(Dataset listings of figures)
______

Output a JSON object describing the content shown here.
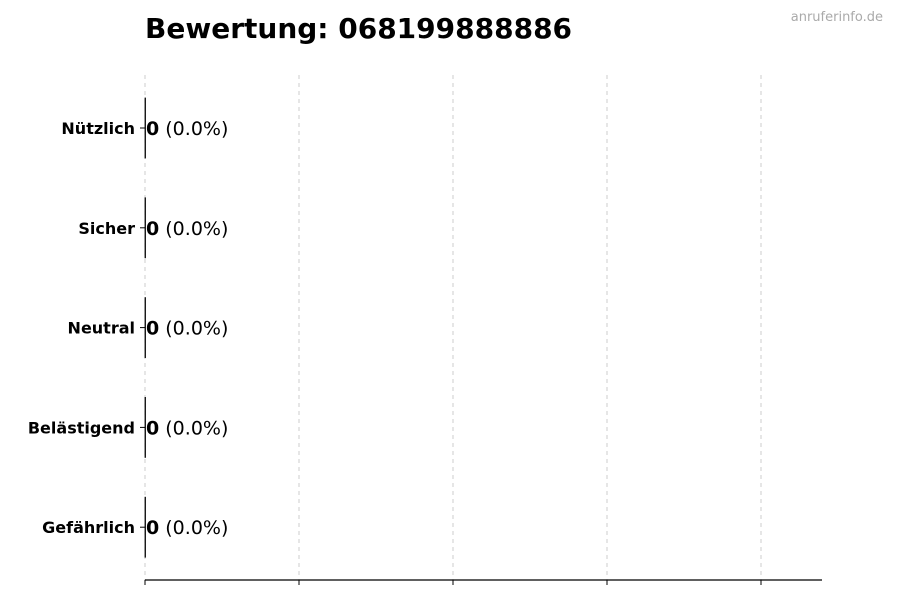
{
  "watermark": "anruferinfo.de",
  "chart_data": {
    "type": "bar",
    "orientation": "horizontal",
    "title": "Bewertung: 068199888886",
    "categories": [
      "Nützlich",
      "Sicher",
      "Neutral",
      "Belästigend",
      "Gefährlich"
    ],
    "values": [
      0,
      0,
      0,
      0,
      0
    ],
    "value_labels": [
      "0",
      "0",
      "0",
      "0",
      "0"
    ],
    "percent_labels": [
      "(0.0%)",
      "(0.0%)",
      "(0.0%)",
      "(0.0%)",
      "(0.0%)"
    ],
    "xlabel": "",
    "ylabel": "",
    "x_tick_count": 5,
    "x_tick_labels_shown": false,
    "grid": "vertical dashed",
    "bar_edge_color": "#000000",
    "grid_color": "#cccccc"
  }
}
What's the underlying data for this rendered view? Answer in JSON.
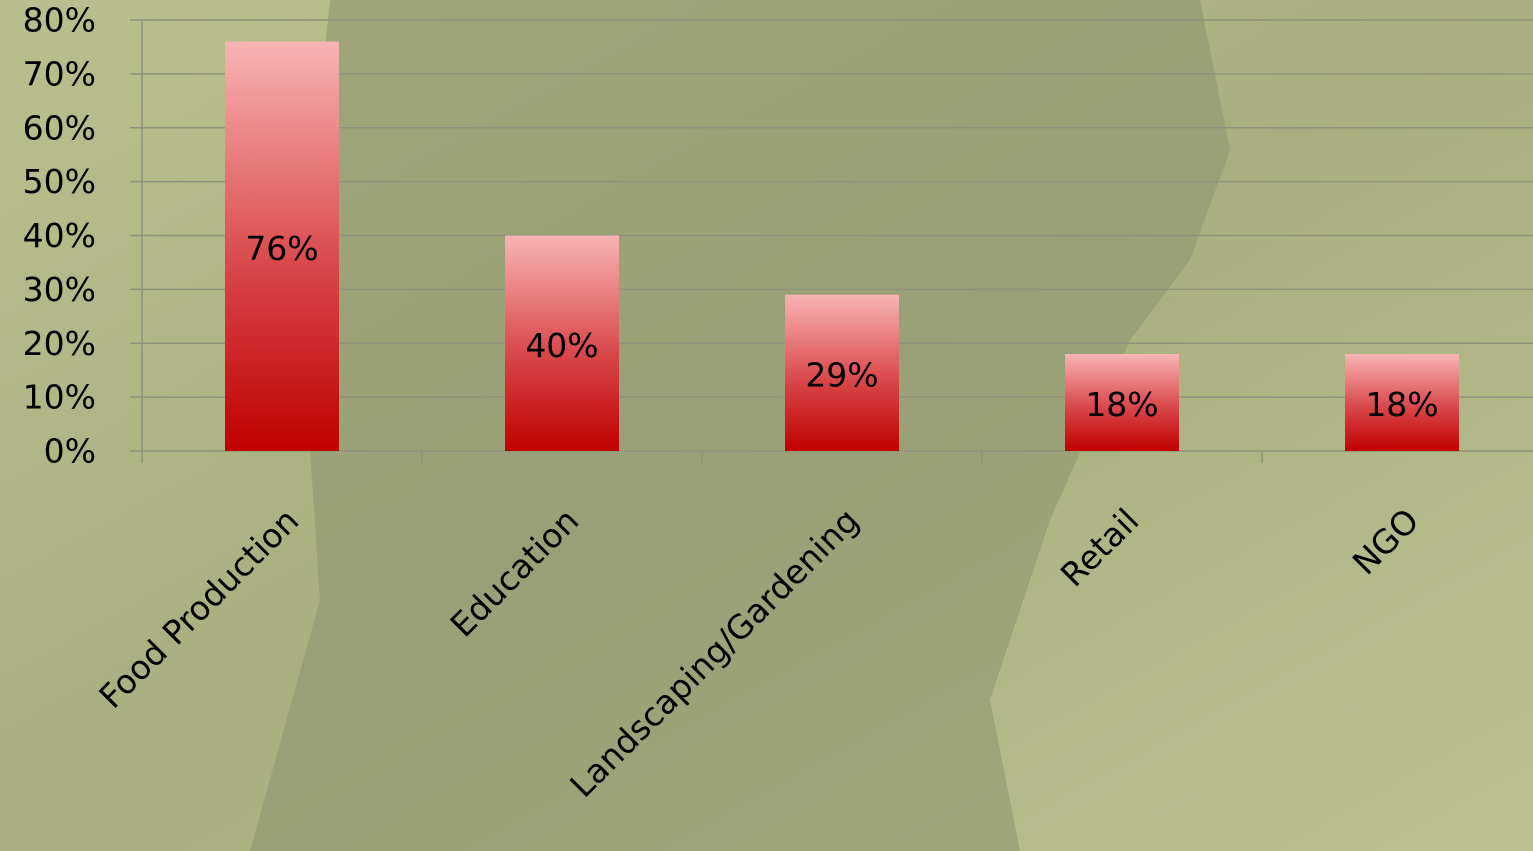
{
  "chart_data": {
    "type": "bar",
    "categories": [
      "Food Production",
      "Education",
      "Landscaping/Gardening",
      "Retail",
      "NGO"
    ],
    "values": [
      76,
      40,
      29,
      18,
      18
    ],
    "value_labels": [
      "76%",
      "40%",
      "29%",
      "18%",
      "18%"
    ],
    "color": "#c00000",
    "ylim": [
      0,
      80
    ],
    "yticks": [
      {
        "value": 0,
        "label": "0%"
      },
      {
        "value": 10,
        "label": "10%"
      },
      {
        "value": 20,
        "label": "20%"
      },
      {
        "value": 30,
        "label": "30%"
      },
      {
        "value": 40,
        "label": "40%"
      },
      {
        "value": 50,
        "label": "50%"
      },
      {
        "value": 60,
        "label": "60%"
      },
      {
        "value": 70,
        "label": "70%"
      },
      {
        "value": 80,
        "label": "80%"
      }
    ],
    "grid": true
  }
}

______

Stated goal: Which lines contain "JSON"? Copy each of them.

Reply to the task:
Output a JSON object describing the content shown here.
What's the underlying data for this rendered view? Answer in JSON.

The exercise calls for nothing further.